§ Listed entries
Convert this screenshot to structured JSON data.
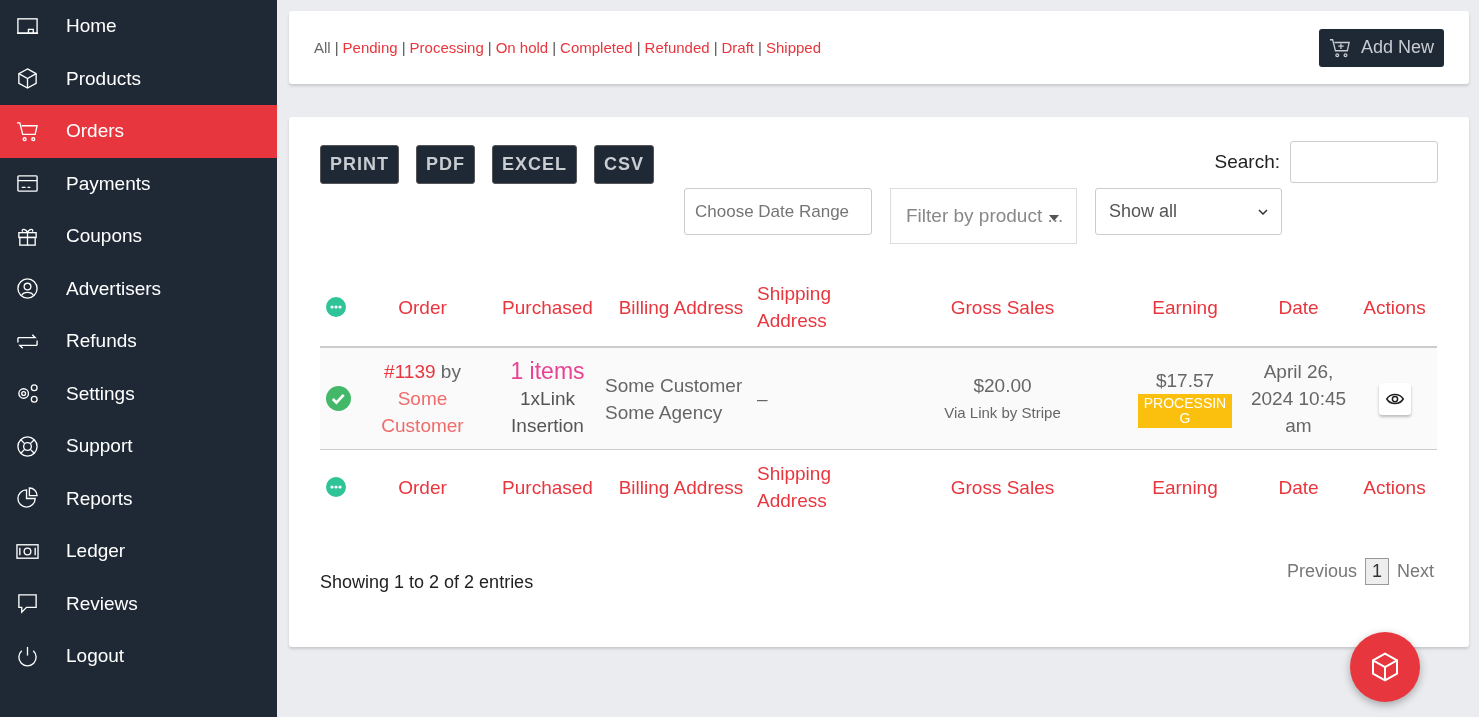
{
  "sidebar": {
    "items": [
      {
        "label": "Home",
        "selected": false
      },
      {
        "label": "Products",
        "selected": false
      },
      {
        "label": "Orders",
        "selected": true
      },
      {
        "label": "Payments",
        "selected": false
      },
      {
        "label": "Coupons",
        "selected": false
      },
      {
        "label": "Advertisers",
        "selected": false
      },
      {
        "label": "Refunds",
        "selected": false
      },
      {
        "label": "Settings",
        "selected": false
      },
      {
        "label": "Support",
        "selected": false
      },
      {
        "label": "Reports",
        "selected": false
      },
      {
        "label": "Ledger",
        "selected": false
      },
      {
        "label": "Reviews",
        "selected": false
      },
      {
        "label": "Logout",
        "selected": false
      }
    ]
  },
  "status_filters": [
    {
      "label": "All",
      "selected": true,
      "separator": "|"
    },
    {
      "label": "Pending",
      "selected": false,
      "separator": "|"
    },
    {
      "label": "Processing",
      "selected": false,
      "separator": "|"
    },
    {
      "label": "On hold",
      "selected": false,
      "separator": "|"
    },
    {
      "label": "Completed",
      "selected": false,
      "separator": "|"
    },
    {
      "label": "Refunded",
      "selected": false,
      "separator": "|"
    },
    {
      "label": "Draft",
      "selected": false,
      "separator": "|"
    },
    {
      "label": "Shipped",
      "selected": false
    }
  ],
  "add_button": "Add New",
  "export_buttons": [
    "PRINT",
    "PDF",
    "EXCEL",
    "CSV"
  ],
  "search": {
    "label": "Search:"
  },
  "filters": {
    "date_range": {
      "placeholder": "Choose Date Range"
    },
    "product": {
      "placeholder": "Filter by product ..."
    },
    "show": {
      "value": "Show all"
    }
  },
  "table": {
    "columns": [
      "Order",
      "Purchased",
      "Billing Address",
      "Shipping Address",
      "Gross Sales",
      "Earning",
      "Date",
      "Actions"
    ],
    "rows": [
      {
        "order": "#1139",
        "by": "by",
        "customer": "Some Customer",
        "items": "1 items",
        "product": "1xLink Insertion",
        "billing": [
          "Some Customer",
          "Some Agency"
        ],
        "shipping": "–",
        "gross": "$20.00",
        "via": "Via Link by Stripe",
        "earning": "$17.57",
        "status": "PROCESSING",
        "date": "April 26, 2024 10:45 am"
      }
    ],
    "footer_columns": [
      "Order",
      "Purchased",
      "Billing Address",
      "Shipping Address",
      "Gross Sales",
      "Earning",
      "Date",
      "Actions"
    ]
  },
  "info": "Showing 1 to 2 of 2 entries",
  "pagination": {
    "previous": "Previous",
    "pages": [
      {
        "label": "1",
        "selected": true
      }
    ],
    "next": "Next"
  }
}
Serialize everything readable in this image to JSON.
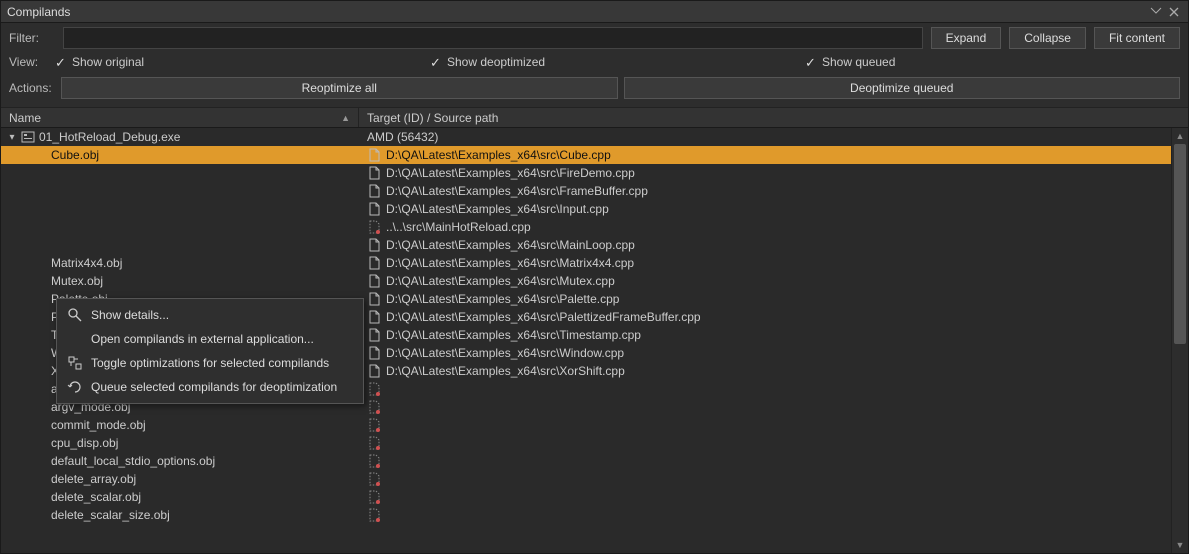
{
  "window": {
    "title": "Compilands"
  },
  "toolbar": {
    "filter_label": "Filter:",
    "expand": "Expand",
    "collapse": "Collapse",
    "fit": "Fit content"
  },
  "view": {
    "label": "View:",
    "original": "Show original",
    "deopt": "Show deoptimized",
    "queued": "Show queued"
  },
  "actions": {
    "label": "Actions:",
    "reopt": "Reoptimize all",
    "deoptq": "Deoptimize queued"
  },
  "columns": {
    "name": "Name",
    "target": "Target (ID) / Source path"
  },
  "root": {
    "name": "01_HotReload_Debug.exe",
    "target": "AMD (56432)"
  },
  "rows": [
    {
      "name": "Cube.obj",
      "path": "D:\\QA\\Latest\\Examples_x64\\src\\Cube.cpp",
      "selected": true,
      "icon": "src"
    },
    {
      "name": "",
      "path": "D:\\QA\\Latest\\Examples_x64\\src\\FireDemo.cpp",
      "icon": "src"
    },
    {
      "name": "",
      "path": "D:\\QA\\Latest\\Examples_x64\\src\\FrameBuffer.cpp",
      "icon": "src"
    },
    {
      "name": "",
      "path": "D:\\QA\\Latest\\Examples_x64\\src\\Input.cpp",
      "icon": "src"
    },
    {
      "name": "",
      "path": "..\\..\\src\\MainHotReload.cpp",
      "icon": "miss"
    },
    {
      "name": "",
      "path": "D:\\QA\\Latest\\Examples_x64\\src\\MainLoop.cpp",
      "icon": "src"
    },
    {
      "name": "Matrix4x4.obj",
      "path": "D:\\QA\\Latest\\Examples_x64\\src\\Matrix4x4.cpp",
      "icon": "src"
    },
    {
      "name": "Mutex.obj",
      "path": "D:\\QA\\Latest\\Examples_x64\\src\\Mutex.cpp",
      "icon": "src"
    },
    {
      "name": "Palette.obj",
      "path": "D:\\QA\\Latest\\Examples_x64\\src\\Palette.cpp",
      "icon": "src"
    },
    {
      "name": "PalettizedFrameBuffer.obj",
      "path": "D:\\QA\\Latest\\Examples_x64\\src\\PalettizedFrameBuffer.cpp",
      "icon": "src"
    },
    {
      "name": "Timestamp.obj",
      "path": "D:\\QA\\Latest\\Examples_x64\\src\\Timestamp.cpp",
      "icon": "src"
    },
    {
      "name": "Window.obj",
      "path": "D:\\QA\\Latest\\Examples_x64\\src\\Window.cpp",
      "icon": "src"
    },
    {
      "name": "XorShift.obj",
      "path": "D:\\QA\\Latest\\Examples_x64\\src\\XorShift.cpp",
      "icon": "src"
    },
    {
      "name": "amdsecgs.obj",
      "path": "",
      "icon": "miss"
    },
    {
      "name": "argv_mode.obj",
      "path": "",
      "icon": "miss"
    },
    {
      "name": "commit_mode.obj",
      "path": "",
      "icon": "miss"
    },
    {
      "name": "cpu_disp.obj",
      "path": "",
      "icon": "miss"
    },
    {
      "name": "default_local_stdio_options.obj",
      "path": "",
      "icon": "miss"
    },
    {
      "name": "delete_array.obj",
      "path": "",
      "icon": "miss"
    },
    {
      "name": "delete_scalar.obj",
      "path": "",
      "icon": "miss"
    },
    {
      "name": "delete_scalar_size.obj",
      "path": "",
      "icon": "miss"
    }
  ],
  "context_menu": {
    "show_details": "Show details...",
    "open_external": "Open compilands in external application...",
    "toggle_opt": "Toggle optimizations for selected compilands",
    "queue_deopt": "Queue selected compilands for deoptimization"
  }
}
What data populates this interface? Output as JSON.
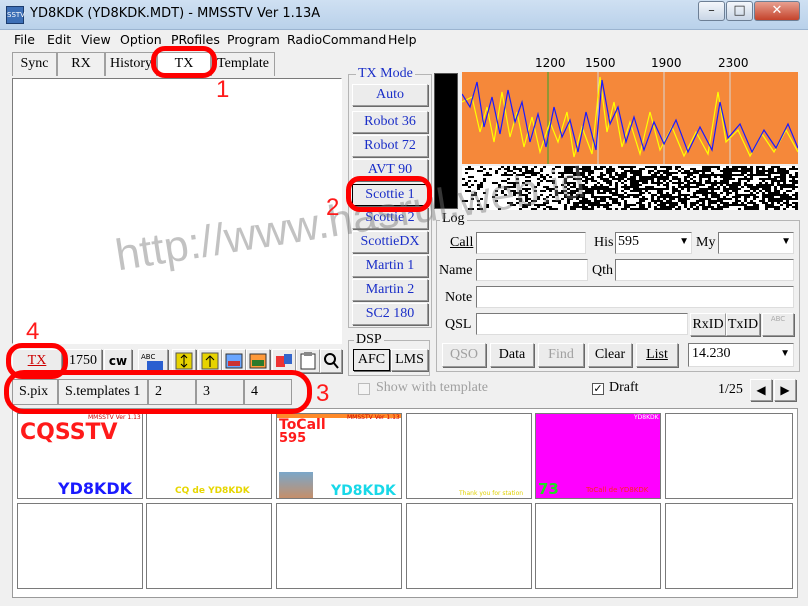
{
  "window": {
    "title": "YD8KDK (YD8KDK.MDT) - MMSSTV Ver 1.13A",
    "icon_text": "SSTV"
  },
  "menu": [
    "File",
    "Edit",
    "View",
    "Option",
    "PRofiles",
    "Program",
    "RadioCommand",
    "Help"
  ],
  "tabs": [
    "Sync",
    "RX",
    "History",
    "TX",
    "Template"
  ],
  "tx_mode": {
    "title": "TX Mode",
    "buttons": [
      "Auto",
      "Robot 36",
      "Robot 72",
      "AVT 90",
      "Scottie 1",
      "Scottie 2",
      "ScottieDX",
      "Martin 1",
      "Martin 2",
      "SC2 180"
    ]
  },
  "dsp": {
    "title": "DSP",
    "afc": "AFC",
    "lms": "LMS"
  },
  "spectrum": {
    "ticks": [
      "1200",
      "1500",
      "1900",
      "2300"
    ]
  },
  "log": {
    "title": "Log",
    "call_label": "Call",
    "his_label": "His",
    "his_value": "595",
    "my_label": "My",
    "name_label": "Name",
    "qth_label": "Qth",
    "note_label": "Note",
    "qsl_label": "QSL",
    "rxid": "RxID",
    "txid": "TxID",
    "abc": "ABC",
    "qso": "QSO",
    "data": "Data",
    "find": "Find",
    "clear": "Clear",
    "list": "List",
    "freq": "14.230"
  },
  "tx_toolbar": {
    "tx": "TX",
    "rate": "1750",
    "cw": "cw"
  },
  "sub_tabs": [
    "S.pix",
    "S.templates 1",
    "2",
    "3",
    "4"
  ],
  "template_bar": {
    "show_template": "Show with template",
    "draft": "Draft",
    "page": "1/25"
  },
  "thumbnails": [
    {
      "top": "MMSSTV Ver 1.13",
      "main": "CQSSTV",
      "bottom": "YD8KDK"
    },
    {
      "bottom": "CQ de YD8KDK"
    },
    {
      "top": "MMSSTV Ver 1.13",
      "main": "ToCall",
      "sub": "595",
      "bottom": "YD8KDK"
    },
    {
      "bottom": "Thank you for station"
    },
    {
      "top": "YD8KDK",
      "main": "73",
      "bottom": "ToCall de YD8KDK"
    }
  ],
  "annotations": [
    "1",
    "2",
    "3",
    "4"
  ],
  "watermark": "http://www.hasrul.web.id",
  "colors": {
    "spectrum_bg": "#f5883a",
    "mode_text": "#1a2ec8",
    "highlight": "#ff0000"
  }
}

§ Exercise instructions
In the records above, find each line with the word "Palette" and copy it.

§ Task response
      "name": "Palette.obj",
      "path": "D:\\QA\\Latest\\Examples_x64\\src\\Palette.cpp",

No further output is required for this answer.